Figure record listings
-=-=-

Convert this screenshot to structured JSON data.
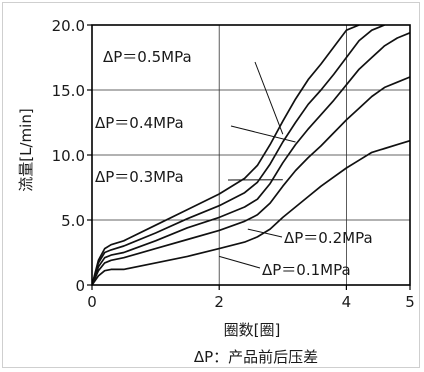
{
  "chart_data": {
    "type": "line",
    "title": "",
    "ylabel": "流量[L/min]",
    "xlabel": "圈数[圈]",
    "footnote": "ΔP：产品前后压差",
    "xlim": [
      0,
      5
    ],
    "ylim": [
      0,
      20
    ],
    "x_ticks": [
      0,
      2,
      4,
      5
    ],
    "y_ticks": [
      0,
      5.0,
      10.0,
      15.0,
      20.0
    ],
    "x_tick_labels": [
      "0",
      "2",
      "4",
      "5"
    ],
    "y_tick_labels": [
      "0",
      "5.0",
      "10.0",
      "15.0",
      "20.0"
    ],
    "grid": true,
    "series": [
      {
        "name": "ΔP＝0.5MPa",
        "x": [
          0,
          0.1,
          0.2,
          0.3,
          0.5,
          1.0,
          1.5,
          2.0,
          2.4,
          2.6,
          2.8,
          3.0,
          3.2,
          3.4,
          3.6,
          3.8,
          4.0,
          4.2
        ],
        "y": [
          0,
          1.9,
          2.8,
          3.1,
          3.4,
          4.6,
          5.8,
          7.0,
          8.2,
          9.2,
          10.8,
          12.6,
          14.3,
          15.8,
          17.0,
          18.3,
          19.6,
          20.0
        ]
      },
      {
        "name": "ΔP＝0.4MPa",
        "x": [
          0,
          0.1,
          0.2,
          0.3,
          0.5,
          1.0,
          1.5,
          2.0,
          2.4,
          2.6,
          2.8,
          3.0,
          3.2,
          3.4,
          3.6,
          3.8,
          4.0,
          4.2,
          4.4,
          4.6
        ],
        "y": [
          0,
          1.7,
          2.5,
          2.7,
          3.0,
          4.0,
          5.1,
          6.1,
          7.1,
          7.9,
          9.3,
          11.0,
          12.5,
          13.9,
          15.0,
          16.2,
          17.5,
          18.8,
          19.6,
          20.0
        ]
      },
      {
        "name": "ΔP＝0.3MPa",
        "x": [
          0,
          0.1,
          0.2,
          0.3,
          0.5,
          1.0,
          1.5,
          2.0,
          2.4,
          2.6,
          2.8,
          3.0,
          3.2,
          3.4,
          3.6,
          3.8,
          4.0,
          4.2,
          4.4,
          4.6,
          4.8,
          5.0
        ],
        "y": [
          0,
          1.4,
          2.1,
          2.3,
          2.5,
          3.4,
          4.4,
          5.2,
          6.0,
          6.6,
          7.8,
          9.4,
          10.8,
          12.0,
          13.1,
          14.2,
          15.4,
          16.6,
          17.5,
          18.4,
          19.0,
          19.4
        ]
      },
      {
        "name": "ΔP＝0.2MPa",
        "x": [
          0,
          0.1,
          0.2,
          0.3,
          0.5,
          1.0,
          1.5,
          2.0,
          2.4,
          2.6,
          2.8,
          3.0,
          3.2,
          3.4,
          3.6,
          3.8,
          4.0,
          4.2,
          4.4,
          4.6,
          4.8,
          5.0
        ],
        "y": [
          0,
          1.1,
          1.7,
          1.9,
          2.1,
          2.8,
          3.5,
          4.2,
          4.9,
          5.4,
          6.3,
          7.6,
          8.8,
          9.8,
          10.7,
          11.7,
          12.7,
          13.6,
          14.5,
          15.2,
          15.6,
          16.0
        ]
      },
      {
        "name": "ΔP＝0.1MPa",
        "x": [
          0,
          0.1,
          0.2,
          0.3,
          0.5,
          1.0,
          1.5,
          2.0,
          2.4,
          2.6,
          2.8,
          3.0,
          3.2,
          3.4,
          3.6,
          3.8,
          4.0,
          4.2,
          4.4,
          4.6,
          4.8,
          5.0
        ],
        "y": [
          0,
          0.7,
          1.1,
          1.2,
          1.2,
          1.7,
          2.2,
          2.8,
          3.3,
          3.7,
          4.3,
          5.2,
          6.0,
          6.8,
          7.6,
          8.3,
          9.0,
          9.6,
          10.2,
          10.5,
          10.8,
          11.1
        ]
      }
    ]
  }
}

-=-=-

Exercise aim:
Find the lines of the material that hold the word "name" and report their count alone.

Finished task:
5